> WHAT IS NEEDED
Retype everything in the listing, leaving each line exactly as it is.

> RECORDS FOR THE TASK
※

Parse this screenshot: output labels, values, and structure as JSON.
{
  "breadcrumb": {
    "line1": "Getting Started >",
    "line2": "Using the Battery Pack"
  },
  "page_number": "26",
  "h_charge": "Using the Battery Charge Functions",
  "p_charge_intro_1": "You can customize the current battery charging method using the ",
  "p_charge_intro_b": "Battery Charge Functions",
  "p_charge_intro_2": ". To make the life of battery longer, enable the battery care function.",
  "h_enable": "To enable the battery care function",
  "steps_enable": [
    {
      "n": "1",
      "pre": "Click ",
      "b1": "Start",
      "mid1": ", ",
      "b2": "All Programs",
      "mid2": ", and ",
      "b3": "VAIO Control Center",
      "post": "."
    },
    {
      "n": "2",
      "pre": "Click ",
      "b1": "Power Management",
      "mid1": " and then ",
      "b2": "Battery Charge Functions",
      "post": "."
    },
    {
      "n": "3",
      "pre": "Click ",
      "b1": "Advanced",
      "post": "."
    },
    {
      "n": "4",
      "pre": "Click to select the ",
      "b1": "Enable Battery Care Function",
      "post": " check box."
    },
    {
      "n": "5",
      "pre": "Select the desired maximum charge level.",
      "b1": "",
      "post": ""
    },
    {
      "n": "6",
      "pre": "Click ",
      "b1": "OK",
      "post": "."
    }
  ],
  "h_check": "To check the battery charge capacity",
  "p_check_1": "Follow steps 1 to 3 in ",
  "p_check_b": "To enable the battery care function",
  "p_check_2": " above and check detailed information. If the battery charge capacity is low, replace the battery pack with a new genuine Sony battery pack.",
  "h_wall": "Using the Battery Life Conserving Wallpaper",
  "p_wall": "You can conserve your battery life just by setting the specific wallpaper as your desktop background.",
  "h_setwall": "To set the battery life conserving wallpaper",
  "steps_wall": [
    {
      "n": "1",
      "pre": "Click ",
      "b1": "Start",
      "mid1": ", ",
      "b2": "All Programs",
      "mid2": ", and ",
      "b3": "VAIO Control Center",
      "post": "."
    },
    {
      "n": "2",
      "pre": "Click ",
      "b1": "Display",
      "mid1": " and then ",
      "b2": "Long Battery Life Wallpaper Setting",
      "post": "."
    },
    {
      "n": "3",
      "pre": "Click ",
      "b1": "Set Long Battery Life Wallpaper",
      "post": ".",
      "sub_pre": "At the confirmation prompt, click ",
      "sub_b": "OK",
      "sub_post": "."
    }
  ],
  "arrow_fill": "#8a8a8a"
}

※

> REPLY TO THE TASK
Parse this screenshot: output labels, values, and structure as JSON.
{
  "breadcrumb": {
    "line1": "Getting Started >",
    "line2": "Using the Battery Pack"
  },
  "page_number": "26",
  "h_charge": "Using the Battery Charge Functions",
  "p_charge_intro_1": "You can customize the current battery charging method using the ",
  "p_charge_intro_b": "Battery Charge Functions",
  "p_charge_intro_2": ". To make the life of battery longer, enable the battery care function.",
  "h_enable": "To enable the battery care function",
  "steps_enable": [
    {
      "n": "1",
      "pre": "Click ",
      "b1": "Start",
      "mid1": ", ",
      "b2": "All Programs",
      "mid2": ", and ",
      "b3": "VAIO Control Center",
      "post": "."
    },
    {
      "n": "2",
      "pre": "Click ",
      "b1": "Power Management",
      "mid1": " and then ",
      "b2": "Battery Charge Functions",
      "post": "."
    },
    {
      "n": "3",
      "pre": "Click ",
      "b1": "Advanced",
      "post": "."
    },
    {
      "n": "4",
      "pre": "Click to select the ",
      "b1": "Enable Battery Care Function",
      "post": " check box."
    },
    {
      "n": "5",
      "pre": "Select the desired maximum charge level.",
      "b1": "",
      "post": ""
    },
    {
      "n": "6",
      "pre": "Click ",
      "b1": "OK",
      "post": "."
    }
  ],
  "h_check": "To check the battery charge capacity",
  "p_check_1": "Follow steps 1 to 3 in ",
  "p_check_b": "To enable the battery care function",
  "p_check_2": " above and check detailed information. If the battery charge capacity is low, replace the battery pack with a new genuine Sony battery pack.",
  "h_wall": "Using the Battery Life Conserving Wallpaper",
  "p_wall": "You can conserve your battery life just by setting the specific wallpaper as your desktop background.",
  "h_setwall": "To set the battery life conserving wallpaper",
  "steps_wall": [
    {
      "n": "1",
      "pre": "Click ",
      "b1": "Start",
      "mid1": ", ",
      "b2": "All Programs",
      "mid2": ", and ",
      "b3": "VAIO Control Center",
      "post": "."
    },
    {
      "n": "2",
      "pre": "Click ",
      "b1": "Display",
      "mid1": " and then ",
      "b2": "Long Battery Life Wallpaper Setting",
      "post": "."
    },
    {
      "n": "3",
      "pre": "Click ",
      "b1": "Set Long Battery Life Wallpaper",
      "post": ".",
      "sub_pre": "At the confirmation prompt, click ",
      "sub_b": "OK",
      "sub_post": "."
    }
  ],
  "arrow_fill": "#8a8a8a"
}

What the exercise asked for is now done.